● Task brief
Pictures stay out of the copy; set down each line of the listing below exactly.

● Given entries
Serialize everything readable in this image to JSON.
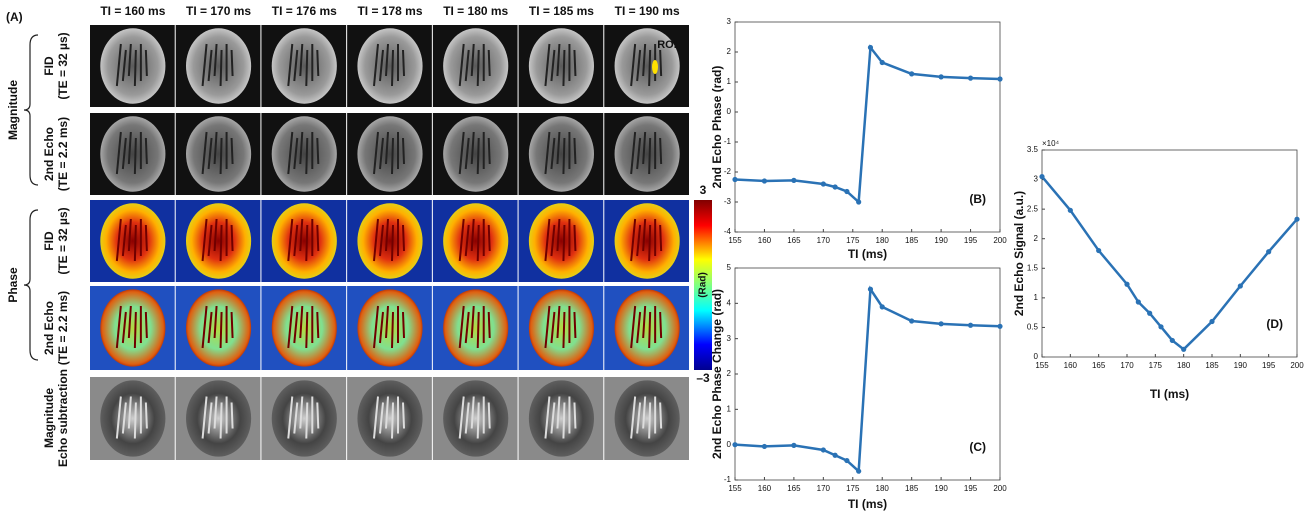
{
  "panel_a": {
    "label": "(A)",
    "columns": [
      "TI = 160 ms",
      "TI = 170 ms",
      "TI = 176 ms",
      "TI = 178 ms",
      "TI = 180 ms",
      "TI = 185 ms",
      "TI = 190 ms"
    ],
    "roi_label": "ROI",
    "groups": [
      {
        "label": "Magnitude",
        "rows": [
          {
            "line1": "FID",
            "line2": "(TE = 32 µs)"
          },
          {
            "line1": "2nd Echo",
            "line2": "(TE = 2.2 ms)"
          }
        ]
      },
      {
        "label": "Phase",
        "rows": [
          {
            "line1": "FID",
            "line2": "(TE = 32 µs)"
          },
          {
            "line1": "2nd Echo",
            "line2": "(TE = 2.2 ms)"
          }
        ]
      }
    ],
    "subtraction_row": {
      "line1": "Magnitude",
      "line2": "Echo subtraction"
    },
    "colorbar": {
      "label": "(Rad)",
      "max": 3,
      "min": {
        "value": -3,
        "label": "–3"
      }
    }
  },
  "chart_data": [
    {
      "type": "line",
      "annotation": "(B)",
      "xlabel": "TI (ms)",
      "ylabel": "2nd Echo Phase (rad)",
      "color": "#2a72b5",
      "x": [
        155,
        160,
        165,
        170,
        172,
        174,
        176,
        178,
        180,
        185,
        190,
        195,
        200
      ],
      "values": [
        -2.25,
        -2.3,
        -2.28,
        -2.4,
        -2.5,
        -2.65,
        -3.0,
        2.15,
        1.65,
        1.27,
        1.17,
        1.13,
        1.1
      ],
      "xlim": [
        155,
        200
      ],
      "xticks": [
        155,
        160,
        165,
        170,
        175,
        180,
        185,
        190,
        195,
        200
      ],
      "ylim": [
        -4,
        3
      ],
      "yticks": [
        -4,
        -3,
        -2,
        -1,
        0,
        1,
        2,
        3
      ]
    },
    {
      "type": "line",
      "annotation": "(C)",
      "xlabel": "TI (ms)",
      "ylabel": "2nd Echo Phase Change (rad)",
      "color": "#2a72b5",
      "x": [
        155,
        160,
        165,
        170,
        172,
        174,
        176,
        178,
        180,
        185,
        190,
        195,
        200
      ],
      "values": [
        0,
        -0.05,
        -0.02,
        -0.15,
        -0.3,
        -0.45,
        -0.75,
        4.4,
        3.9,
        3.5,
        3.42,
        3.38,
        3.35
      ],
      "xlim": [
        155,
        200
      ],
      "xticks": [
        155,
        160,
        165,
        170,
        175,
        180,
        185,
        190,
        195,
        200
      ],
      "ylim": [
        -1,
        5
      ],
      "yticks": [
        -1,
        0,
        1,
        2,
        3,
        4,
        5
      ]
    },
    {
      "type": "line",
      "annotation": "(D)",
      "xlabel": "TI (ms)",
      "ylabel": "2nd Echo Signal (a.u.)",
      "color": "#2a72b5",
      "y_multiplier": "×10⁴",
      "x": [
        155,
        160,
        165,
        170,
        172,
        174,
        176,
        178,
        180,
        185,
        190,
        195,
        200
      ],
      "values": [
        30500,
        24800,
        18000,
        12300,
        9300,
        7400,
        5100,
        2800,
        1300,
        6000,
        12000,
        17800,
        23300
      ],
      "xlim": [
        155,
        200
      ],
      "xticks": [
        155,
        160,
        165,
        170,
        175,
        180,
        185,
        190,
        195,
        200
      ],
      "ylim": [
        0,
        35000
      ],
      "yticks": [
        0,
        {
          "value": 5000,
          "label": "0.5"
        },
        {
          "value": 10000,
          "label": "1"
        },
        {
          "value": 15000,
          "label": "1.5"
        },
        {
          "value": 20000,
          "label": "2"
        },
        {
          "value": 25000,
          "label": "2.5"
        },
        {
          "value": 30000,
          "label": "3"
        },
        {
          "value": 35000,
          "label": "3.5"
        }
      ]
    }
  ]
}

● Result
Serialize everything readable in this image to JSON.
{
  "panel_a": {
    "label": "(A)",
    "columns": [
      "TI = 160 ms",
      "TI = 170 ms",
      "TI = 176 ms",
      "TI = 178 ms",
      "TI = 180 ms",
      "TI = 185 ms",
      "TI = 190 ms"
    ],
    "roi_label": "ROI",
    "groups": [
      {
        "label": "Magnitude",
        "rows": [
          {
            "line1": "FID",
            "line2": "(TE = 32 µs)"
          },
          {
            "line1": "2nd Echo",
            "line2": "(TE = 2.2 ms)"
          }
        ]
      },
      {
        "label": "Phase",
        "rows": [
          {
            "line1": "FID",
            "line2": "(TE = 32 µs)"
          },
          {
            "line1": "2nd Echo",
            "line2": "(TE = 2.2 ms)"
          }
        ]
      }
    ],
    "subtraction_row": {
      "line1": "Magnitude",
      "line2": "Echo subtraction"
    },
    "colorbar": {
      "label": "(Rad)",
      "max": 3,
      "min": {
        "value": -3,
        "label": "–3"
      }
    }
  },
  "chart_data": [
    {
      "type": "line",
      "annotation": "(B)",
      "xlabel": "TI (ms)",
      "ylabel": "2nd Echo Phase (rad)",
      "color": "#2a72b5",
      "x": [
        155,
        160,
        165,
        170,
        172,
        174,
        176,
        178,
        180,
        185,
        190,
        195,
        200
      ],
      "values": [
        -2.25,
        -2.3,
        -2.28,
        -2.4,
        -2.5,
        -2.65,
        -3.0,
        2.15,
        1.65,
        1.27,
        1.17,
        1.13,
        1.1
      ],
      "xlim": [
        155,
        200
      ],
      "xticks": [
        155,
        160,
        165,
        170,
        175,
        180,
        185,
        190,
        195,
        200
      ],
      "ylim": [
        -4,
        3
      ],
      "yticks": [
        -4,
        -3,
        -2,
        -1,
        0,
        1,
        2,
        3
      ]
    },
    {
      "type": "line",
      "annotation": "(C)",
      "xlabel": "TI (ms)",
      "ylabel": "2nd Echo Phase Change (rad)",
      "color": "#2a72b5",
      "x": [
        155,
        160,
        165,
        170,
        172,
        174,
        176,
        178,
        180,
        185,
        190,
        195,
        200
      ],
      "values": [
        0,
        -0.05,
        -0.02,
        -0.15,
        -0.3,
        -0.45,
        -0.75,
        4.4,
        3.9,
        3.5,
        3.42,
        3.38,
        3.35
      ],
      "xlim": [
        155,
        200
      ],
      "xticks": [
        155,
        160,
        165,
        170,
        175,
        180,
        185,
        190,
        195,
        200
      ],
      "ylim": [
        -1,
        5
      ],
      "yticks": [
        -1,
        0,
        1,
        2,
        3,
        4,
        5
      ]
    },
    {
      "type": "line",
      "annotation": "(D)",
      "xlabel": "TI (ms)",
      "ylabel": "2nd Echo Signal (a.u.)",
      "color": "#2a72b5",
      "y_multiplier": "×10⁴",
      "x": [
        155,
        160,
        165,
        170,
        172,
        174,
        176,
        178,
        180,
        185,
        190,
        195,
        200
      ],
      "values": [
        30500,
        24800,
        18000,
        12300,
        9300,
        7400,
        5100,
        2800,
        1300,
        6000,
        12000,
        17800,
        23300
      ],
      "xlim": [
        155,
        200
      ],
      "xticks": [
        155,
        160,
        165,
        170,
        175,
        180,
        185,
        190,
        195,
        200
      ],
      "ylim": [
        0,
        35000
      ],
      "yticks": [
        0,
        {
          "value": 5000,
          "label": "0.5"
        },
        {
          "value": 10000,
          "label": "1"
        },
        {
          "value": 15000,
          "label": "1.5"
        },
        {
          "value": 20000,
          "label": "2"
        },
        {
          "value": 25000,
          "label": "2.5"
        },
        {
          "value": 30000,
          "label": "3"
        },
        {
          "value": 35000,
          "label": "3.5"
        }
      ]
    }
  ]
}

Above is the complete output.